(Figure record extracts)
-----

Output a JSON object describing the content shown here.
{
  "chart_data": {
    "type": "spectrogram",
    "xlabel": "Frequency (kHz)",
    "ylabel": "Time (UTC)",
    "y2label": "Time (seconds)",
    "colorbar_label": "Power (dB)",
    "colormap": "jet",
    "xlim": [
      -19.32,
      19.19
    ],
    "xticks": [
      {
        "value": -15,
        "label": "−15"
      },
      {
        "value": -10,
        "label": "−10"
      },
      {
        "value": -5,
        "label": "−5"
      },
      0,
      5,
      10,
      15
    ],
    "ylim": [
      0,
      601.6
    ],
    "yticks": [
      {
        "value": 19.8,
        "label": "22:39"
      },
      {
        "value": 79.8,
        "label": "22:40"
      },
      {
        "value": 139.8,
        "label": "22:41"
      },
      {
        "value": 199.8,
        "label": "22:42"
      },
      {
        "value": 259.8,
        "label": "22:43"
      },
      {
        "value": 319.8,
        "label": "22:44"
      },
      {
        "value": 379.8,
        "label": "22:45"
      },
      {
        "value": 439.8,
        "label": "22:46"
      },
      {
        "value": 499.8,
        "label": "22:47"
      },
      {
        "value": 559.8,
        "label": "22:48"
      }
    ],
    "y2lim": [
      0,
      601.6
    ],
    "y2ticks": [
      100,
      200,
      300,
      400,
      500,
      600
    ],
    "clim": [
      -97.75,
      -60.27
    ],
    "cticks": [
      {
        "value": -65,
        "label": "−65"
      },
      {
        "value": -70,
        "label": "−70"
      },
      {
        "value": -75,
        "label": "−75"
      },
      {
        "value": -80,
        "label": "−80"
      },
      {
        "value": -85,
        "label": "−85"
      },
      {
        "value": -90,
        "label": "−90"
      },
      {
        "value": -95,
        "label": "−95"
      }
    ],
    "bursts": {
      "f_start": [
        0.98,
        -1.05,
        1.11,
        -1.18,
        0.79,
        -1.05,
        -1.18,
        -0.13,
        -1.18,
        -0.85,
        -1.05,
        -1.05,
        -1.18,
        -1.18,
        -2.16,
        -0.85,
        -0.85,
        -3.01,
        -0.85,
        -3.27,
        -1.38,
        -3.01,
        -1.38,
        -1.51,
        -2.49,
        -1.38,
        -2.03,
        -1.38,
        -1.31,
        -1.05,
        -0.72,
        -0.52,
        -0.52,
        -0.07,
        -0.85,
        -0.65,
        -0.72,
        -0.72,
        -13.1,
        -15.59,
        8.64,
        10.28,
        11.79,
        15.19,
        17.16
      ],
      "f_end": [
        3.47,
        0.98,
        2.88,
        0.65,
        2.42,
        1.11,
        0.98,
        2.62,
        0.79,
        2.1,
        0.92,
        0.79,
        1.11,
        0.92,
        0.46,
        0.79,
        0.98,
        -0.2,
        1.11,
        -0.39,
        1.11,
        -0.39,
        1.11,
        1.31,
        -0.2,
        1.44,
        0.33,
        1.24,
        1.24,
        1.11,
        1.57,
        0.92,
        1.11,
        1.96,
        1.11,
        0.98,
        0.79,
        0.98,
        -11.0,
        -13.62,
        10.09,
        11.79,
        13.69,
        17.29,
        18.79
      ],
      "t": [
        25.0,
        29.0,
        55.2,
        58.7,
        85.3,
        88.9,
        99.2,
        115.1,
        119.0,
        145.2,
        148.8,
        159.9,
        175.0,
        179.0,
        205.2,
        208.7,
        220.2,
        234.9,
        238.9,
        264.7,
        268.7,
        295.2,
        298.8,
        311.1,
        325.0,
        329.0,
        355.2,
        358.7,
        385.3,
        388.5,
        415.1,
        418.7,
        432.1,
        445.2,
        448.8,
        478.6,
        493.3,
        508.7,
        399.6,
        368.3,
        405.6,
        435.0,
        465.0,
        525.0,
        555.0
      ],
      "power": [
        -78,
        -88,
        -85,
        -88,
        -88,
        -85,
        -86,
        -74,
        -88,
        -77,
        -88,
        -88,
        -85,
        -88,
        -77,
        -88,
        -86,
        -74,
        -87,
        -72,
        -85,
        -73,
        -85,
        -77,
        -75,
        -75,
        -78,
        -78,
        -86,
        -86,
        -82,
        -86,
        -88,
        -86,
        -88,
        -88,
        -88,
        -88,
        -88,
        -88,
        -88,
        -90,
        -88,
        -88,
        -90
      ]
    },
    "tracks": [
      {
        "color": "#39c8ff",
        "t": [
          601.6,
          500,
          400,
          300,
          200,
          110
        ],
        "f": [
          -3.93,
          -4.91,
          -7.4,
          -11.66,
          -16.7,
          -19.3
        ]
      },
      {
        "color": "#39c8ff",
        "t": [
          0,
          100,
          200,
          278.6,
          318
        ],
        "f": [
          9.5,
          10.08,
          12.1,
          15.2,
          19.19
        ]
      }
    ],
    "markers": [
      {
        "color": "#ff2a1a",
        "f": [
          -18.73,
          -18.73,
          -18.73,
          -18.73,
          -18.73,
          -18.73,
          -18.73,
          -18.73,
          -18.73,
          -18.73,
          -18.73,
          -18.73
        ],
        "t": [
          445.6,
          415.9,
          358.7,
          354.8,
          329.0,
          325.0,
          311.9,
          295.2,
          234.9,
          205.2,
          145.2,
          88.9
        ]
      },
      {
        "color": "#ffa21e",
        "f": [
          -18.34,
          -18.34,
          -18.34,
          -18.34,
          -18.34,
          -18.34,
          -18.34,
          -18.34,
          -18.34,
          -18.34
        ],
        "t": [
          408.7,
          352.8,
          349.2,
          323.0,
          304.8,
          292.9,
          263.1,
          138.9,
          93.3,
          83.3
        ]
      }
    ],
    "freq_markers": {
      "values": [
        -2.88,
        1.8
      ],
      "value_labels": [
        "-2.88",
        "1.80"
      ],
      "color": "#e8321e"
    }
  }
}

-----

▶ [Short problem]
Every record should be repeated exactly; please leave none out.

▶ [Result of this exercise]
Output a JSON object describing the content shown here.
{
  "chart_data": {
    "type": "spectrogram",
    "xlabel": "Frequency (kHz)",
    "ylabel": "Time (UTC)",
    "y2label": "Time (seconds)",
    "colorbar_label": "Power (dB)",
    "colormap": "jet",
    "xlim": [
      -19.32,
      19.19
    ],
    "xticks": [
      {
        "value": -15,
        "label": "−15"
      },
      {
        "value": -10,
        "label": "−10"
      },
      {
        "value": -5,
        "label": "−5"
      },
      0,
      5,
      10,
      15
    ],
    "ylim": [
      0,
      601.6
    ],
    "yticks": [
      {
        "value": 19.8,
        "label": "22:39"
      },
      {
        "value": 79.8,
        "label": "22:40"
      },
      {
        "value": 139.8,
        "label": "22:41"
      },
      {
        "value": 199.8,
        "label": "22:42"
      },
      {
        "value": 259.8,
        "label": "22:43"
      },
      {
        "value": 319.8,
        "label": "22:44"
      },
      {
        "value": 379.8,
        "label": "22:45"
      },
      {
        "value": 439.8,
        "label": "22:46"
      },
      {
        "value": 499.8,
        "label": "22:47"
      },
      {
        "value": 559.8,
        "label": "22:48"
      }
    ],
    "y2lim": [
      0,
      601.6
    ],
    "y2ticks": [
      100,
      200,
      300,
      400,
      500,
      600
    ],
    "clim": [
      -97.75,
      -60.27
    ],
    "cticks": [
      {
        "value": -65,
        "label": "−65"
      },
      {
        "value": -70,
        "label": "−70"
      },
      {
        "value": -75,
        "label": "−75"
      },
      {
        "value": -80,
        "label": "−80"
      },
      {
        "value": -85,
        "label": "−85"
      },
      {
        "value": -90,
        "label": "−90"
      },
      {
        "value": -95,
        "label": "−95"
      }
    ],
    "bursts": {
      "f_start": [
        0.98,
        -1.05,
        1.11,
        -1.18,
        0.79,
        -1.05,
        -1.18,
        -0.13,
        -1.18,
        -0.85,
        -1.05,
        -1.05,
        -1.18,
        -1.18,
        -2.16,
        -0.85,
        -0.85,
        -3.01,
        -0.85,
        -3.27,
        -1.38,
        -3.01,
        -1.38,
        -1.51,
        -2.49,
        -1.38,
        -2.03,
        -1.38,
        -1.31,
        -1.05,
        -0.72,
        -0.52,
        -0.52,
        -0.07,
        -0.85,
        -0.65,
        -0.72,
        -0.72,
        -13.1,
        -15.59,
        8.64,
        10.28,
        11.79,
        15.19,
        17.16
      ],
      "f_end": [
        3.47,
        0.98,
        2.88,
        0.65,
        2.42,
        1.11,
        0.98,
        2.62,
        0.79,
        2.1,
        0.92,
        0.79,
        1.11,
        0.92,
        0.46,
        0.79,
        0.98,
        -0.2,
        1.11,
        -0.39,
        1.11,
        -0.39,
        1.11,
        1.31,
        -0.2,
        1.44,
        0.33,
        1.24,
        1.24,
        1.11,
        1.57,
        0.92,
        1.11,
        1.96,
        1.11,
        0.98,
        0.79,
        0.98,
        -11.0,
        -13.62,
        10.09,
        11.79,
        13.69,
        17.29,
        18.79
      ],
      "t": [
        25.0,
        29.0,
        55.2,
        58.7,
        85.3,
        88.9,
        99.2,
        115.1,
        119.0,
        145.2,
        148.8,
        159.9,
        175.0,
        179.0,
        205.2,
        208.7,
        220.2,
        234.9,
        238.9,
        264.7,
        268.7,
        295.2,
        298.8,
        311.1,
        325.0,
        329.0,
        355.2,
        358.7,
        385.3,
        388.5,
        415.1,
        418.7,
        432.1,
        445.2,
        448.8,
        478.6,
        493.3,
        508.7,
        399.6,
        368.3,
        405.6,
        435.0,
        465.0,
        525.0,
        555.0
      ],
      "power": [
        -78,
        -88,
        -85,
        -88,
        -88,
        -85,
        -86,
        -74,
        -88,
        -77,
        -88,
        -88,
        -85,
        -88,
        -77,
        -88,
        -86,
        -74,
        -87,
        -72,
        -85,
        -73,
        -85,
        -77,
        -75,
        -75,
        -78,
        -78,
        -86,
        -86,
        -82,
        -86,
        -88,
        -86,
        -88,
        -88,
        -88,
        -88,
        -88,
        -88,
        -88,
        -90,
        -88,
        -88,
        -90
      ]
    },
    "tracks": [
      {
        "color": "#39c8ff",
        "t": [
          601.6,
          500,
          400,
          300,
          200,
          110
        ],
        "f": [
          -3.93,
          -4.91,
          -7.4,
          -11.66,
          -16.7,
          -19.3
        ]
      },
      {
        "color": "#39c8ff",
        "t": [
          0,
          100,
          200,
          278.6,
          318
        ],
        "f": [
          9.5,
          10.08,
          12.1,
          15.2,
          19.19
        ]
      }
    ],
    "markers": [
      {
        "color": "#ff2a1a",
        "f": [
          -18.73,
          -18.73,
          -18.73,
          -18.73,
          -18.73,
          -18.73,
          -18.73,
          -18.73,
          -18.73,
          -18.73,
          -18.73,
          -18.73
        ],
        "t": [
          445.6,
          415.9,
          358.7,
          354.8,
          329.0,
          325.0,
          311.9,
          295.2,
          234.9,
          205.2,
          145.2,
          88.9
        ]
      },
      {
        "color": "#ffa21e",
        "f": [
          -18.34,
          -18.34,
          -18.34,
          -18.34,
          -18.34,
          -18.34,
          -18.34,
          -18.34,
          -18.34,
          -18.34
        ],
        "t": [
          408.7,
          352.8,
          349.2,
          323.0,
          304.8,
          292.9,
          263.1,
          138.9,
          93.3,
          83.3
        ]
      }
    ],
    "freq_markers": {
      "values": [
        -2.88,
        1.8
      ],
      "value_labels": [
        "-2.88",
        "1.80"
      ],
      "color": "#e8321e"
    }
  }
}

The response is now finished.